BRANO DA LEGGERE:
○ ○ ○ ○ ○
Marina non è una ragazza alla ricerca della propria identità sessuale: ha 44 anni, due figli adolescenti – una ragazza di quattordici e un ragazzo di dodici – e un ex marito. Cinque anni fa, dopo storie difficili e tormentate, si reinnamora: di una donna, con cui condivide figli e quotidianità. La sua è una famiglia rainbow

Marina, come hai incontrato la tua compagna e com’è stato accettare la propria omosessualità in età adulta?

Dopo alcuni anni dalla separazione dal papà dei miei figli e dopo l’ennesimo rapporto eterosessuale fallito, mi sono chiesta se davvero le mie esperienze giovanili con ragazze (che poi ammontavano ad una esperienza effettiva e qualche cottarella senza conseguenze) non fossero la strada che avrei dovuto continuare a perseguire da allora, invece di re-incanalarmi in un classico binario di vita sul modello eterosessuale.
Il problema era che a diversi anni e due figli di distanza, non avevo assolutamente idea di come avrei potuto conoscere una donna interessata a me. Non mi ero ancora resa conto che le lesbiche e bisessuali sono tutte intorno a noi. Semplicemente soffrivo di un pregiudizio ancora fin troppo vivo: quello di dare per scontata l’eterosessualità di chiunque incontriamo, a meno di non avere inconfutabili prove di diverso orientamento sessuale.
Alla fine poi la mia compagna mi è stata banalissimamente presentata da un amico comune. Un appuntamento a tre in birreria è stato il pretesto. Io a quell’appuntamento non ci volevo andare e neanche lei era proprio convinta, invece sono quasi cinque anni che stiamo insieme. Anche lei era reduce da una precedente esperienza eterosessuale: era infatti separata da suo marito, col quale non aveva avuto figli.

Come l’hai presentata ai tuoi ragazzi? E loro hanno avuto difficoltà ad accettare il vostro amore?
○ ○ ○ ○ ○
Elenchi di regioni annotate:
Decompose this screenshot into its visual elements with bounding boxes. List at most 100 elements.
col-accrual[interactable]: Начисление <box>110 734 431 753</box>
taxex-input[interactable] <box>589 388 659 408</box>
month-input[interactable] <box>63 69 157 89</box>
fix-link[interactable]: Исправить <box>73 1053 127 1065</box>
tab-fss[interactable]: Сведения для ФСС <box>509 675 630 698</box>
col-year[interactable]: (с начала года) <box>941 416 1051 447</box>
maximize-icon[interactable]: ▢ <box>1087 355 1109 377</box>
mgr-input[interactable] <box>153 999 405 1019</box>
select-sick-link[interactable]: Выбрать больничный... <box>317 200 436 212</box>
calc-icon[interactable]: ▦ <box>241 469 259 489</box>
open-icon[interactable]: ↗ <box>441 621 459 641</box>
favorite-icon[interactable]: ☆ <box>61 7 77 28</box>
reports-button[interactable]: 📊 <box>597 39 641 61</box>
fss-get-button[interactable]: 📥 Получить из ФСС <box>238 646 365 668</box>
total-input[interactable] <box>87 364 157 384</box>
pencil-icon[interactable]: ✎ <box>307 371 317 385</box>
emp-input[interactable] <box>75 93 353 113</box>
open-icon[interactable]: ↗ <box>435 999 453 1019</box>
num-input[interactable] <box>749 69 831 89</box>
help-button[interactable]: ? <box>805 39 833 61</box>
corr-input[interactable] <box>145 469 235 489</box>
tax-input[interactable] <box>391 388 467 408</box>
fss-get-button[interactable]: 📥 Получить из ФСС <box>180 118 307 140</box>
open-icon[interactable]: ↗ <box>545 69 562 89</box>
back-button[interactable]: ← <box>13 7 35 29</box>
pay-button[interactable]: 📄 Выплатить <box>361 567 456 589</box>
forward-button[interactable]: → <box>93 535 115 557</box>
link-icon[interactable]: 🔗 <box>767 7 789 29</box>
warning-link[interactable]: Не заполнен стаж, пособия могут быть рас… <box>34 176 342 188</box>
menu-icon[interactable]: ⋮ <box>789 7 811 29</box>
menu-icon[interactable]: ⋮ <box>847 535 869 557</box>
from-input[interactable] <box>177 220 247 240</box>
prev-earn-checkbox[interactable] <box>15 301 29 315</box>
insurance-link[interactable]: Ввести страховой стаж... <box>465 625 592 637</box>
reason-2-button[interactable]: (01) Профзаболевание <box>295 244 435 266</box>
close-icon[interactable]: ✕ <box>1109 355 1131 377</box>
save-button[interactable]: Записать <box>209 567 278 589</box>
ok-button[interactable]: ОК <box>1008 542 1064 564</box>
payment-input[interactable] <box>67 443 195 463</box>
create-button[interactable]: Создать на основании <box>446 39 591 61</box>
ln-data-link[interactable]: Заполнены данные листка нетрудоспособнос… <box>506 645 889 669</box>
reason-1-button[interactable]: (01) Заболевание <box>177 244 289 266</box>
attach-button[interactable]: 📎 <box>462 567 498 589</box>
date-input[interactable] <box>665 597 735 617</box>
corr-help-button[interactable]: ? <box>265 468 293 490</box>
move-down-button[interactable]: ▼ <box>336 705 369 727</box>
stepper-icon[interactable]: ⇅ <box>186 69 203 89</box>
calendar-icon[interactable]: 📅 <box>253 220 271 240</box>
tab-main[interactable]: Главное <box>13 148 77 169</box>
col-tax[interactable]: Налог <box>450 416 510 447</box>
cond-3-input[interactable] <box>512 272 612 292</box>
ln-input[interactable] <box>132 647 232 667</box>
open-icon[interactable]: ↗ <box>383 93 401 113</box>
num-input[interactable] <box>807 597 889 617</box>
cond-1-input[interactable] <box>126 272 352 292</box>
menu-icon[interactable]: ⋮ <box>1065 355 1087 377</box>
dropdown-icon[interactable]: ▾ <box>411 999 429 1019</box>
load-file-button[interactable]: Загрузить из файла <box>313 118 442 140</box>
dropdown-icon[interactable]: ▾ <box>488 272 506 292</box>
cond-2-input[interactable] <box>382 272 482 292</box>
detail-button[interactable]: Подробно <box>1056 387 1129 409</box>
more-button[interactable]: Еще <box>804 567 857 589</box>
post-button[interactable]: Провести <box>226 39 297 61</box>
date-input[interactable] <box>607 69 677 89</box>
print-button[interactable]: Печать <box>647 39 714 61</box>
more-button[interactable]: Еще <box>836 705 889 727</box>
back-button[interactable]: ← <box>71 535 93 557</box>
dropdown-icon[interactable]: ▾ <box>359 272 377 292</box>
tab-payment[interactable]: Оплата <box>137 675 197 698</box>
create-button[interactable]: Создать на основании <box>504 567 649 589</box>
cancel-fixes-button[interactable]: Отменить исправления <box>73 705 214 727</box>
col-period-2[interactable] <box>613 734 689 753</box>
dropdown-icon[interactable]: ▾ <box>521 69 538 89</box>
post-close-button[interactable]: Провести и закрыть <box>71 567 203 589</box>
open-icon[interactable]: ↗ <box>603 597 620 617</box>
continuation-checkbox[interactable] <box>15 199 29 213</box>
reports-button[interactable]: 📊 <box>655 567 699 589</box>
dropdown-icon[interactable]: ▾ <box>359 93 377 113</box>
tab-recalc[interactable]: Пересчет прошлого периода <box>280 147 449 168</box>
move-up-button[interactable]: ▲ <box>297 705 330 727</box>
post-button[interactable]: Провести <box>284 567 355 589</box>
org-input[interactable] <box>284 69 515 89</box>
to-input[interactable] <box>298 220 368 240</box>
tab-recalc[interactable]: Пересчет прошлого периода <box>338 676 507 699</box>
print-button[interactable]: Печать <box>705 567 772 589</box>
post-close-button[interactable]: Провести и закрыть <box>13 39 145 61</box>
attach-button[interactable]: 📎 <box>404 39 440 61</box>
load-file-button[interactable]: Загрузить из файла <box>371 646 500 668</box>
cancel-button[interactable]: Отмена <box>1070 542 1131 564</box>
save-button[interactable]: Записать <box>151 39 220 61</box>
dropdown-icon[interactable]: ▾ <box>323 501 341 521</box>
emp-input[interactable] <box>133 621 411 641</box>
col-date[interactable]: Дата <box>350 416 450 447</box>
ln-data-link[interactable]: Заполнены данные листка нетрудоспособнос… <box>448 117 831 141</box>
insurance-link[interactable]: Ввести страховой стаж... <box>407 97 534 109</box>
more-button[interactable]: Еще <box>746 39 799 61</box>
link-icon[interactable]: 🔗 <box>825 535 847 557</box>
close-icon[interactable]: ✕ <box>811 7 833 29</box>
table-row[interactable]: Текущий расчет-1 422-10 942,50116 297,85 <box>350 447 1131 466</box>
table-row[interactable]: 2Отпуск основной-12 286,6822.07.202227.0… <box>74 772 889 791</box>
○ ○ ○ ○ ○
OBIETTIVO A: Nell'intervista a Marina sulla sua famiglia rainbow, chi le ha presentato la sua compagna?
OBIETTIVO B: Scrivi il seguito dell'intervista a Marina sulla sua famiglia rainbow, partendo dopo l'ultima domanda.

RISPOSTA A: Gliel'ha presentata un amico comune.

RISPOSTA B:
Il lato “positivo” della presunzione di eterosessualità è che ho potuto presentare inizialmente la mia compagna senza dire loro niente oltre al nome e loro hanno dato per scontato che fosse un’amica, cosa che peraltro è: non riuscirei ad avere il rapporto che ho con lei se non fosse anche mia amica, se non potessi avere di lei la stima ed ammirazione che ho.
La questione del dire loro che era la mia compagna l’ho dovuta prima affrontare con me stessa e solo quando sono stata realmente pronta e convinta ho fatto il mio coming out ufficiale. Ho ritardato di diversi mesi principalmente perché dopo tanti rapporti deludenti e non sapendo come sarebbe andata la storia tra noi (chi lo sa all’inizio?), non volevo correre il rischio che riponessero speranze in quel rapporto finché non avessi avuto almeno una ragionevole speranza che sarebbe stato duraturo.
E poi c’era la classica strizza da coming out, quella roba terribile che ti prende allo stomaco, ti sussurra in un orecchio di tutte le storie terrificanti – e, purtroppo, a volte vere – di famiglie lacerate, figlie e figli che rifiutano madri e padri dichiaratisi omosessuali. La vocina è veramente odiosa e anche bugiarda per omissione visto che non racconta delle tantissime esperienze positive, quale è poi stata senza dubbio la mia.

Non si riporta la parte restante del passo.